■ Aim ■
Find each line with the string "Ayuntamiento" and report it.

# start of Information supplied

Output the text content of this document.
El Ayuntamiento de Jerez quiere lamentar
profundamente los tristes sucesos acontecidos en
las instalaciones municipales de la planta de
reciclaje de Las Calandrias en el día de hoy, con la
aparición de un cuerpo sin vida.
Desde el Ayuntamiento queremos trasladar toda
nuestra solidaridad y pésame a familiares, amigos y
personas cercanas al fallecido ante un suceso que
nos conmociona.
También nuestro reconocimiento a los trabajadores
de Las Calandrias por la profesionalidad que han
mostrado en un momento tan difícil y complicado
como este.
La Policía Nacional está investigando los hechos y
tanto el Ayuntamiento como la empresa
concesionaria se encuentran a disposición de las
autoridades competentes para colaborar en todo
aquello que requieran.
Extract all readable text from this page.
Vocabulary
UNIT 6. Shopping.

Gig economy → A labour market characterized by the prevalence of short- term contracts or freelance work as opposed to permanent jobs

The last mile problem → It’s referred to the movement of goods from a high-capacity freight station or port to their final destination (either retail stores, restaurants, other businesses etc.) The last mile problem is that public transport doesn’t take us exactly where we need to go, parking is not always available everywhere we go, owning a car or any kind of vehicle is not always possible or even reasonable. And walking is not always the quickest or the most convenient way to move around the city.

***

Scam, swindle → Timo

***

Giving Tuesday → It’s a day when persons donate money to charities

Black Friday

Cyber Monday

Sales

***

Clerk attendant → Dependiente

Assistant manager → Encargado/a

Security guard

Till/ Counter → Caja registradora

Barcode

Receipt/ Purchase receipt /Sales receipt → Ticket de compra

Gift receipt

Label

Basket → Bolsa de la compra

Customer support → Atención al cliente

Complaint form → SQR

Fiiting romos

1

# end of Information supplied

■ Solution for this problem ■
El Ayuntamiento de Jerez quiere lamentar
Desde el Ayuntamiento queremos trasladar toda
tanto el Ayuntamiento como la empresa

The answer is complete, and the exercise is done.